◆ **Requirements**:
Could you rewrite every line of the listing below as a JSON list of strings, with one string per line and any blank lines left out?

◆ **Input data**:
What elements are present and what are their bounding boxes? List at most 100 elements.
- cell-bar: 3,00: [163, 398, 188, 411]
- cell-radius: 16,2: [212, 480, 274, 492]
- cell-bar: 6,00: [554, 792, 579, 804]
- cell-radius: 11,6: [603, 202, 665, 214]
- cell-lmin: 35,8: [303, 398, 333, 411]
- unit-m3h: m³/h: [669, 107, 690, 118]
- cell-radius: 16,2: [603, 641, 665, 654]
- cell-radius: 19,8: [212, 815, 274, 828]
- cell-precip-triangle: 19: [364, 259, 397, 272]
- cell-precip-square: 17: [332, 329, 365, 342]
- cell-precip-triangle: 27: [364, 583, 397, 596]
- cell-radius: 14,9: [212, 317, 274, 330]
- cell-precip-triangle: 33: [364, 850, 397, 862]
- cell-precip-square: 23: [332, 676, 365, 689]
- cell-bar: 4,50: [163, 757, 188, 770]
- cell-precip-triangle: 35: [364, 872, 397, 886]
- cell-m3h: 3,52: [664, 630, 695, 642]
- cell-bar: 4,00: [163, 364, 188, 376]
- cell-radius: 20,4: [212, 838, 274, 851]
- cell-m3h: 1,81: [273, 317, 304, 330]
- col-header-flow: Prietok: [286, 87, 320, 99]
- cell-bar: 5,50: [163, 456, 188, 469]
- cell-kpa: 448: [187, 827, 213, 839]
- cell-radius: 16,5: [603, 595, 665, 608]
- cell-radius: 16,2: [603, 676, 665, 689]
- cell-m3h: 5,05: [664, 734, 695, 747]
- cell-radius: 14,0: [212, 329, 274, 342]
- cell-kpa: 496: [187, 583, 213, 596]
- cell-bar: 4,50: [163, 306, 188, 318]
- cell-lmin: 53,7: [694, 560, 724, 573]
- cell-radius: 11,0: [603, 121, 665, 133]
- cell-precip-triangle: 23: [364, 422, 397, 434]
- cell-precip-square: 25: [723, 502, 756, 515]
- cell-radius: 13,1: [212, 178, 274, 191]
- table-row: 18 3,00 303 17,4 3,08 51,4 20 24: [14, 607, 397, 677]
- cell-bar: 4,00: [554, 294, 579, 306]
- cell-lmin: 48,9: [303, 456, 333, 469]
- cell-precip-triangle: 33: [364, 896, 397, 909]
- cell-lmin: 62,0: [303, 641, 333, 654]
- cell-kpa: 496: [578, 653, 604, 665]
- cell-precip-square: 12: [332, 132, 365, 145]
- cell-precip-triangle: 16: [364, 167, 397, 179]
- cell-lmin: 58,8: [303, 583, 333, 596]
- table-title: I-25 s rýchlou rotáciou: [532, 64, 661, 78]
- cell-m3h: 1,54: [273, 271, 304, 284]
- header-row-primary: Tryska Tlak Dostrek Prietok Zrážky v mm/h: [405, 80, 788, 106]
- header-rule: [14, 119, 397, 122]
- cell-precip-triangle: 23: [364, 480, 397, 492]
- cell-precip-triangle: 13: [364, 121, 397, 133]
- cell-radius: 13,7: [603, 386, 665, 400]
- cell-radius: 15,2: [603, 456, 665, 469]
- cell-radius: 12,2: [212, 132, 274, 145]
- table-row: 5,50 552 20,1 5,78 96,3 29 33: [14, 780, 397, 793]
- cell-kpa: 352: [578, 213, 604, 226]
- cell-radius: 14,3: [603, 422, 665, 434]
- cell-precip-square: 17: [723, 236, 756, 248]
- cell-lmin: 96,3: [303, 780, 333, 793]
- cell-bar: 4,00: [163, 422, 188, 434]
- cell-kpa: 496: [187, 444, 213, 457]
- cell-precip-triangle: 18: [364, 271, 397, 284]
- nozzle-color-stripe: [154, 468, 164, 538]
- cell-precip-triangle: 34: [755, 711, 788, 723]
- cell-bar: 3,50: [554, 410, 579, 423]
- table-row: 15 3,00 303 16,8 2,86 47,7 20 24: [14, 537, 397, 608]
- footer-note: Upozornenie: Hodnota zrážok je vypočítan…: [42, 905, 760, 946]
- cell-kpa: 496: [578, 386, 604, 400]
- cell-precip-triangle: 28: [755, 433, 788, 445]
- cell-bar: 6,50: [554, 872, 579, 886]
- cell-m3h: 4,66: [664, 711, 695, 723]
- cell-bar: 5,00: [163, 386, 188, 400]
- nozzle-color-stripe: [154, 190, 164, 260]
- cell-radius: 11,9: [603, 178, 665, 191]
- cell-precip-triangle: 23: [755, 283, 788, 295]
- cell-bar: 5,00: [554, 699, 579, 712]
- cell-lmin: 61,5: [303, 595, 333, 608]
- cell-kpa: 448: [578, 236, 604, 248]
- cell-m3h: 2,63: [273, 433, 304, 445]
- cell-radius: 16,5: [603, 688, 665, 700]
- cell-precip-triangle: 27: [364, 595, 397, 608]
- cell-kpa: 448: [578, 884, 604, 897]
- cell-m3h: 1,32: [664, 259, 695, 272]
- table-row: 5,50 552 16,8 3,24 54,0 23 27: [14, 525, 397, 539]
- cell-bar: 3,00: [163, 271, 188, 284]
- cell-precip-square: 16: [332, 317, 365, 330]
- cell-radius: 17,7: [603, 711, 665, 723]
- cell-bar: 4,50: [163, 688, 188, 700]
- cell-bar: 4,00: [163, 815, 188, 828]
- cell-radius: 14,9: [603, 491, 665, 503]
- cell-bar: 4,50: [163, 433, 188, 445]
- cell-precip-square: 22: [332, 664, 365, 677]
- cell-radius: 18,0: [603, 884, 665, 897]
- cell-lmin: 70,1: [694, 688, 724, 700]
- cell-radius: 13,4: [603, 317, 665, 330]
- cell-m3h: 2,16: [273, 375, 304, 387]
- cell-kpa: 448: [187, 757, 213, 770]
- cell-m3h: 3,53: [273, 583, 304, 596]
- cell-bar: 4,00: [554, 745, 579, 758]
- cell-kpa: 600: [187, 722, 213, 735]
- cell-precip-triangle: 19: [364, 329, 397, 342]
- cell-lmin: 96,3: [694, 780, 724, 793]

◆ **The output**:
[
  "What elements are present and what are their bounding boxes? List at most 100 elements.",
  "- cell-bar: 3,00: [163, 398, 188, 411]",
  "- cell-radius: 16,2: [212, 480, 274, 492]",
  "- cell-bar: 6,00: [554, 792, 579, 804]",
  "- cell-radius: 11,6: [603, 202, 665, 214]",
  "- cell-lmin: 35,8: [303, 398, 333, 411]",
  "- unit-m3h: m³/h: [669, 107, 690, 118]",
  "- cell-radius: 16,2: [603, 641, 665, 654]",
  "- cell-radius: 19,8: [212, 815, 274, 828]",
  "- cell-precip-triangle: 19: [364, 259, 397, 272]",
  "- cell-precip-square: 17: [332, 329, 365, 342]",
  "- cell-precip-triangle: 27: [364, 583, 397, 596]",
  "- cell-radius: 14,9: [212, 317, 274, 330]",
  "- cell-precip-triangle: 33: [364, 850, 397, 862]",
  "- cell-precip-square: 23: [332, 676, 365, 689]",
  "- cell-bar: 4,50: [163, 757, 188, 770]",
  "- cell-precip-triangle: 35: [364, 872, 397, 886]",
  "- cell-m3h: 3,52: [664, 630, 695, 642]",
  "- cell-bar: 4,00: [163, 364, 188, 376]",
  "- cell-radius: 20,4: [212, 838, 274, 851]",
  "- cell-m3h: 1,81: [273, 317, 304, 330]",
  "- col-header-flow: Prietok: [286, 87, 320, 99]",
  "- cell-bar: 5,50: [163, 456, 188, 469]",
  "- cell-kpa: 448: [187, 827, 213, 839]",
  "- cell-radius: 16,5: [603, 595, 665, 608]",
  "- cell-radius: 16,2: [603, 676, 665, 689]",
  "- cell-m3h: 5,05: [664, 734, 695, 747]",
  "- cell-radius: 14,0: [212, 329, 274, 342]",
  "- cell-kpa: 496: [187, 583, 213, 596]",
  "- cell-bar: 4,50: [163, 306, 188, 318]",
  "- cell-lmin: 53,7: [694, 560, 724, 573]",
  "- cell-radius: 11,0: [603, 121, 665, 133]",
  "- cell-precip-triangle: 23: [364, 422, 397, 434]",
  "- cell-precip-square: 25: [723, 502, 756, 515]",
  "- cell-radius: 13,1: [212, 178, 274, 191]",
  "- table-row: 18 3,00 303 17,4 3,08 51,4 20 24: [14, 607, 397, 677]",
  "- cell-bar: 4,00: [554, 294, 579, 306]",
  "- cell-lmin: 48,9: [303, 456, 333, 469]",
  "- cell-precip-triangle: 33: [364, 896, 397, 909]",
  "- cell-lmin: 62,0: [303, 641, 333, 654]",
  "- cell-kpa: 496: [578, 653, 604, 665]",
  "- cell-precip-square: 12: [332, 132, 365, 145]",
  "- cell-precip-triangle: 16: [364, 167, 397, 179]",
  "- cell-lmin: 58,8: [303, 583, 333, 596]",
  "- table-title: I-25 s rýchlou rotáciou: [532, 64, 661, 78]",
  "- cell-m3h: 1,54: [273, 271, 304, 284]",
  "- header-row-primary: Tryska Tlak Dostrek Prietok Zrážky v mm/h: [405, 80, 788, 106]",
  "- header-rule: [14, 119, 397, 122]",
  "- cell-precip-triangle: 23: [364, 480, 397, 492]",
  "- cell-precip-triangle: 13: [364, 121, 397, 133]",
  "- cell-radius: 13,7: [603, 386, 665, 400]",
  "- cell-radius: 15,2: [603, 456, 665, 469]",
  "- cell-radius: 12,2: [212, 132, 274, 145]",
  "- table-row: 5,50 552 20,1 5,78 96,3 29 33: [14, 780, 397, 793]",
  "- cell-kpa: 352: [578, 213, 604, 226]",
  "- cell-radius: 14,3: [603, 422, 665, 434]",
  "- cell-precip-square: 17: [723, 236, 756, 248]",
  "- cell-lmin: 96,3: [303, 780, 333, 793]",
  "- cell-bar: 4,00: [163, 422, 188, 434]",
  "- cell-kpa: 496: [187, 444, 213, 457]",
  "- cell-precip-triangle: 18: [364, 271, 397, 284]",
  "- nozzle-color-stripe: [154, 468, 164, 538]",
  "- cell-precip-triangle: 34: [755, 711, 788, 723]",
  "- cell-bar: 3,50: [554, 410, 579, 423]",
  "- table-row: 15 3,00 303 16,8 2,86 47,7 20 24: [14, 537, 397, 608]",
  "- footer-note: Upozornenie: Hodnota zrážok je vypočítan…: [42, 905, 760, 946]",
  "- cell-kpa: 496: [578, 386, 604, 400]",
  "- cell-precip-triangle: 28: [755, 433, 788, 445]",
  "- cell-bar: 6,50: [554, 872, 579, 886]",
  "- cell-m3h: 4,66: [664, 711, 695, 723]",
  "- cell-bar: 5,00: [163, 386, 188, 400]",
  "- nozzle-color-stripe: [154, 190, 164, 260]",
  "- cell-radius: 11,9: [603, 178, 665, 191]",
  "- cell-precip-triangle: 23: [755, 283, 788, 295]",
  "- cell-bar: 5,00: [554, 699, 579, 712]",
  "- cell-lmin: 61,5: [303, 595, 333, 608]",
  "- cell-kpa: 448: [578, 236, 604, 248]",
  "- cell-m3h: 2,63: [273, 433, 304, 445]",
  "- cell-radius: 16,5: [603, 688, 665, 700]",
  "- cell-precip-triangle: 27: [364, 595, 397, 608]",
  "- cell-kpa: 448: [578, 884, 604, 897]",
  "- cell-m3h: 1,32: [664, 259, 695, 272]",
  "- table-row: 5,50 552 16,8 3,24 54,0 23 27: [14, 525, 397, 539]",
  "- cell-bar: 3,00: [163, 271, 188, 284]",
  "- cell-precip-square: 16: [332, 317, 365, 330]",
  "- cell-radius: 17,7: [603, 711, 665, 723]",
  "- cell-bar: 4,50: [163, 688, 188, 700]",
  "- cell-bar: 4,00: [163, 815, 188, 828]",
  "- cell-radius: 14,9: [603, 491, 665, 503]",
  "- cell-bar: 4,50: [163, 433, 188, 445]",
  "- cell-precip-square: 22: [332, 664, 365, 677]",
  "- cell-radius: 18,0: [603, 884, 665, 897]",
  "- cell-lmin: 70,1: [694, 688, 724, 700]",
  "- cell-radius: 13,4: [603, 317, 665, 330]",
  "- cell-m3h: 2,16: [273, 375, 304, 387]",
  "- cell-kpa: 448: [187, 757, 213, 770]",
  "- cell-m3h: 3,53: [273, 583, 304, 596]",
  "- cell-bar: 4,00: [554, 745, 579, 758]",
  "- cell-kpa: 600: [187, 722, 213, 735]",
  "- cell-precip-triangle: 19: [364, 329, 397, 342]",
  "- cell-lmin: 96,3: [694, 780, 724, 793]"
]